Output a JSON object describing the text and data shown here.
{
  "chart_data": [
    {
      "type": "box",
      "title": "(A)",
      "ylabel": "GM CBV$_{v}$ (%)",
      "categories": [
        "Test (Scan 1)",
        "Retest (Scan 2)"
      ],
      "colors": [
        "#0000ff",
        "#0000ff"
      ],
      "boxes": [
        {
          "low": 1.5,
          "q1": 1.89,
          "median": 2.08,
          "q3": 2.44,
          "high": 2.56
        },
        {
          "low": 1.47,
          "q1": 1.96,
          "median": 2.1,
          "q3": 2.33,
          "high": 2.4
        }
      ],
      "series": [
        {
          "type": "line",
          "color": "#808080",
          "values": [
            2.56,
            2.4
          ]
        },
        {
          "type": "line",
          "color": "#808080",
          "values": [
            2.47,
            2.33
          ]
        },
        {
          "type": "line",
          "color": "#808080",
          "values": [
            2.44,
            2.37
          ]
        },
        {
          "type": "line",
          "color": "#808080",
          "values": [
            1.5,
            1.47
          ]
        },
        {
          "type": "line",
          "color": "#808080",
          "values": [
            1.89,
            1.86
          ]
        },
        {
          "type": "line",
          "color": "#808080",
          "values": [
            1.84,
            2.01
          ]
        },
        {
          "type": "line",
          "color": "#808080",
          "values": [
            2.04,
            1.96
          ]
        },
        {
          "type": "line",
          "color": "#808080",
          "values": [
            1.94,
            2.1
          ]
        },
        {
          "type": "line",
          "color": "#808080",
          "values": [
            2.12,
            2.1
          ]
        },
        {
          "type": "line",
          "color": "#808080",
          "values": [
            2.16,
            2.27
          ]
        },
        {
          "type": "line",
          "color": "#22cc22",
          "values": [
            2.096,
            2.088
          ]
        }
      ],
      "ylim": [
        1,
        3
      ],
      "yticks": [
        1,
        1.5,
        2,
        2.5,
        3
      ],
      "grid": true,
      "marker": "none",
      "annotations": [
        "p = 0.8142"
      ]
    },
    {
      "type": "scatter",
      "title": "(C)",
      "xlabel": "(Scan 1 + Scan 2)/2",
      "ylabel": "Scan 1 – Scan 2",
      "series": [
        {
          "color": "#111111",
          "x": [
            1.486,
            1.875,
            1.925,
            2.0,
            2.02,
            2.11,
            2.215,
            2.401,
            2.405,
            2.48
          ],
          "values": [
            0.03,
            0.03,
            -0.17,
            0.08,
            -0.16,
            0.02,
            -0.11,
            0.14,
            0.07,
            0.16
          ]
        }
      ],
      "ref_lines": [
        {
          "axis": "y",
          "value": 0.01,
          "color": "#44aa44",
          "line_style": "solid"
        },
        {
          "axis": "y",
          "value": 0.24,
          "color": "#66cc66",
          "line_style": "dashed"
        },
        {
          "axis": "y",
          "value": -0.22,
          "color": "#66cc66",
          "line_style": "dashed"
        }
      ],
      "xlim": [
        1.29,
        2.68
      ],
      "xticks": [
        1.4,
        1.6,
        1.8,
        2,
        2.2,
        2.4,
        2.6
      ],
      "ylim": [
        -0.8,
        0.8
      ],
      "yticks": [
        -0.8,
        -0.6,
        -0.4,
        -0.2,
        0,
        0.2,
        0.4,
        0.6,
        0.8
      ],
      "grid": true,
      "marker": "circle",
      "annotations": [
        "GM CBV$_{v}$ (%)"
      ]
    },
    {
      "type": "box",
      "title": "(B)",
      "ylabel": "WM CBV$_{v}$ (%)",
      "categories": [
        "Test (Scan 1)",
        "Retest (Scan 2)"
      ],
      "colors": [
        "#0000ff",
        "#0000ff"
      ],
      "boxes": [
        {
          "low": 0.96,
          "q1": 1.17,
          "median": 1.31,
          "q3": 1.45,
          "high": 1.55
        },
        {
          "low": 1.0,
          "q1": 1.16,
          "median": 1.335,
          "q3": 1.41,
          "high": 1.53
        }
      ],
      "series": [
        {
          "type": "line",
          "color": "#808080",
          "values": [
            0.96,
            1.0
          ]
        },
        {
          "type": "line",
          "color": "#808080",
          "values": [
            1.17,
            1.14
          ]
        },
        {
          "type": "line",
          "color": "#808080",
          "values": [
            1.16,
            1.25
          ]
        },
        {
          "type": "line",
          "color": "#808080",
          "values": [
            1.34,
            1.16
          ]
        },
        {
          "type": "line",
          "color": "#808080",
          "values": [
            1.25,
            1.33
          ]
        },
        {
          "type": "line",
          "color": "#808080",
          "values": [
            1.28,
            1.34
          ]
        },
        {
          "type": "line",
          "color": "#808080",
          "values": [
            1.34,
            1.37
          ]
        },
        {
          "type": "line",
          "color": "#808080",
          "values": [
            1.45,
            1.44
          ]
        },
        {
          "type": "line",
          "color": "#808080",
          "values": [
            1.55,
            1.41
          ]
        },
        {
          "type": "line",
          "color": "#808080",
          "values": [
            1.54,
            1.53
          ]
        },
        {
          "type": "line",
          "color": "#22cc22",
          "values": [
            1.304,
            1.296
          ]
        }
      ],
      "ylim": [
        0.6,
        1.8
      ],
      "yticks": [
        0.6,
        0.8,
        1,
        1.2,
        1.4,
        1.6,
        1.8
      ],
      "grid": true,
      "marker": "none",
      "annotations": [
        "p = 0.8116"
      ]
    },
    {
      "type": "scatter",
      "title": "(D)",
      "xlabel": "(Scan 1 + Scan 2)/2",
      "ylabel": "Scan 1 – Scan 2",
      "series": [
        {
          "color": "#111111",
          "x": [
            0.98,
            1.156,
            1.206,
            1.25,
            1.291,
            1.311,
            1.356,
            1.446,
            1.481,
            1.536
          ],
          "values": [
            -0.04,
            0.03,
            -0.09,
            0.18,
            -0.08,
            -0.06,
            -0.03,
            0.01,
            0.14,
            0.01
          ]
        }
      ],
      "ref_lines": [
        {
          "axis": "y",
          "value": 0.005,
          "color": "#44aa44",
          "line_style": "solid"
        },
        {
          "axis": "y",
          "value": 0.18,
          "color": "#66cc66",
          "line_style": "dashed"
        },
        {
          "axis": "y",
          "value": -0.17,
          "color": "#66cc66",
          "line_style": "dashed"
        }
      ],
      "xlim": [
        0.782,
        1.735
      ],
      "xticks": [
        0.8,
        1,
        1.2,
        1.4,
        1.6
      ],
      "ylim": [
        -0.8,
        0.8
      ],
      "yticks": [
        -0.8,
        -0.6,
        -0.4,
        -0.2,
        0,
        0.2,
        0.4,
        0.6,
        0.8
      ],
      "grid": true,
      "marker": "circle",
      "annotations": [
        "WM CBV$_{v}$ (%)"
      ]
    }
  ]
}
------------
*Exercise requirements*. Repeat the entries exactly, all of them.

*Solution to the problem*.
Output a JSON object describing the text and data shown here.
{
  "chart_data": [
    {
      "type": "box",
      "title": "(A)",
      "ylabel": "GM CBV$_{v}$ (%)",
      "categories": [
        "Test (Scan 1)",
        "Retest (Scan 2)"
      ],
      "colors": [
        "#0000ff",
        "#0000ff"
      ],
      "boxes": [
        {
          "low": 1.5,
          "q1": 1.89,
          "median": 2.08,
          "q3": 2.44,
          "high": 2.56
        },
        {
          "low": 1.47,
          "q1": 1.96,
          "median": 2.1,
          "q3": 2.33,
          "high": 2.4
        }
      ],
      "series": [
        {
          "type": "line",
          "color": "#808080",
          "values": [
            2.56,
            2.4
          ]
        },
        {
          "type": "line",
          "color": "#808080",
          "values": [
            2.47,
            2.33
          ]
        },
        {
          "type": "line",
          "color": "#808080",
          "values": [
            2.44,
            2.37
          ]
        },
        {
          "type": "line",
          "color": "#808080",
          "values": [
            1.5,
            1.47
          ]
        },
        {
          "type": "line",
          "color": "#808080",
          "values": [
            1.89,
            1.86
          ]
        },
        {
          "type": "line",
          "color": "#808080",
          "values": [
            1.84,
            2.01
          ]
        },
        {
          "type": "line",
          "color": "#808080",
          "values": [
            2.04,
            1.96
          ]
        },
        {
          "type": "line",
          "color": "#808080",
          "values": [
            1.94,
            2.1
          ]
        },
        {
          "type": "line",
          "color": "#808080",
          "values": [
            2.12,
            2.1
          ]
        },
        {
          "type": "line",
          "color": "#808080",
          "values": [
            2.16,
            2.27
          ]
        },
        {
          "type": "line",
          "color": "#22cc22",
          "values": [
            2.096,
            2.088
          ]
        }
      ],
      "ylim": [
        1,
        3
      ],
      "yticks": [
        1,
        1.5,
        2,
        2.5,
        3
      ],
      "grid": true,
      "marker": "none",
      "annotations": [
        "p = 0.8142"
      ]
    },
    {
      "type": "scatter",
      "title": "(C)",
      "xlabel": "(Scan 1 + Scan 2)/2",
      "ylabel": "Scan 1 – Scan 2",
      "series": [
        {
          "color": "#111111",
          "x": [
            1.486,
            1.875,
            1.925,
            2.0,
            2.02,
            2.11,
            2.215,
            2.401,
            2.405,
            2.48
          ],
          "values": [
            0.03,
            0.03,
            -0.17,
            0.08,
            -0.16,
            0.02,
            -0.11,
            0.14,
            0.07,
            0.16
          ]
        }
      ],
      "ref_lines": [
        {
          "axis": "y",
          "value": 0.01,
          "color": "#44aa44",
          "line_style": "solid"
        },
        {
          "axis": "y",
          "value": 0.24,
          "color": "#66cc66",
          "line_style": "dashed"
        },
        {
          "axis": "y",
          "value": -0.22,
          "color": "#66cc66",
          "line_style": "dashed"
        }
      ],
      "xlim": [
        1.29,
        2.68
      ],
      "xticks": [
        1.4,
        1.6,
        1.8,
        2,
        2.2,
        2.4,
        2.6
      ],
      "ylim": [
        -0.8,
        0.8
      ],
      "yticks": [
        -0.8,
        -0.6,
        -0.4,
        -0.2,
        0,
        0.2,
        0.4,
        0.6,
        0.8
      ],
      "grid": true,
      "marker": "circle",
      "annotations": [
        "GM CBV$_{v}$ (%)"
      ]
    },
    {
      "type": "box",
      "title": "(B)",
      "ylabel": "WM CBV$_{v}$ (%)",
      "categories": [
        "Test (Scan 1)",
        "Retest (Scan 2)"
      ],
      "colors": [
        "#0000ff",
        "#0000ff"
      ],
      "boxes": [
        {
          "low": 0.96,
          "q1": 1.17,
          "median": 1.31,
          "q3": 1.45,
          "high": 1.55
        },
        {
          "low": 1.0,
          "q1": 1.16,
          "median": 1.335,
          "q3": 1.41,
          "high": 1.53
        }
      ],
      "series": [
        {
          "type": "line",
          "color": "#808080",
          "values": [
            0.96,
            1.0
          ]
        },
        {
          "type": "line",
          "color": "#808080",
          "values": [
            1.17,
            1.14
          ]
        },
        {
          "type": "line",
          "color": "#808080",
          "values": [
            1.16,
            1.25
          ]
        },
        {
          "type": "line",
          "color": "#808080",
          "values": [
            1.34,
            1.16
          ]
        },
        {
          "type": "line",
          "color": "#808080",
          "values": [
            1.25,
            1.33
          ]
        },
        {
          "type": "line",
          "color": "#808080",
          "values": [
            1.28,
            1.34
          ]
        },
        {
          "type": "line",
          "color": "#808080",
          "values": [
            1.34,
            1.37
          ]
        },
        {
          "type": "line",
          "color": "#808080",
          "values": [
            1.45,
            1.44
          ]
        },
        {
          "type": "line",
          "color": "#808080",
          "values": [
            1.55,
            1.41
          ]
        },
        {
          "type": "line",
          "color": "#808080",
          "values": [
            1.54,
            1.53
          ]
        },
        {
          "type": "line",
          "color": "#22cc22",
          "values": [
            1.304,
            1.296
          ]
        }
      ],
      "ylim": [
        0.6,
        1.8
      ],
      "yticks": [
        0.6,
        0.8,
        1,
        1.2,
        1.4,
        1.6,
        1.8
      ],
      "grid": true,
      "marker": "none",
      "annotations": [
        "p = 0.8116"
      ]
    },
    {
      "type": "scatter",
      "title": "(D)",
      "xlabel": "(Scan 1 + Scan 2)/2",
      "ylabel": "Scan 1 – Scan 2",
      "series": [
        {
          "color": "#111111",
          "x": [
            0.98,
            1.156,
            1.206,
            1.25,
            1.291,
            1.311,
            1.356,
            1.446,
            1.481,
            1.536
          ],
          "values": [
            -0.04,
            0.03,
            -0.09,
            0.18,
            -0.08,
            -0.06,
            -0.03,
            0.01,
            0.14,
            0.01
          ]
        }
      ],
      "ref_lines": [
        {
          "axis": "y",
          "value": 0.005,
          "color": "#44aa44",
          "line_style": "solid"
        },
        {
          "axis": "y",
          "value": 0.18,
          "color": "#66cc66",
          "line_style": "dashed"
        },
        {
          "axis": "y",
          "value": -0.17,
          "color": "#66cc66",
          "line_style": "dashed"
        }
      ],
      "xlim": [
        0.782,
        1.735
      ],
      "xticks": [
        0.8,
        1,
        1.2,
        1.4,
        1.6
      ],
      "ylim": [
        -0.8,
        0.8
      ],
      "yticks": [
        -0.8,
        -0.6,
        -0.4,
        -0.2,
        0,
        0.2,
        0.4,
        0.6,
        0.8
      ],
      "grid": true,
      "marker": "circle",
      "annotations": [
        "WM CBV$_{v}$ (%)"
      ]
    }
  ]
}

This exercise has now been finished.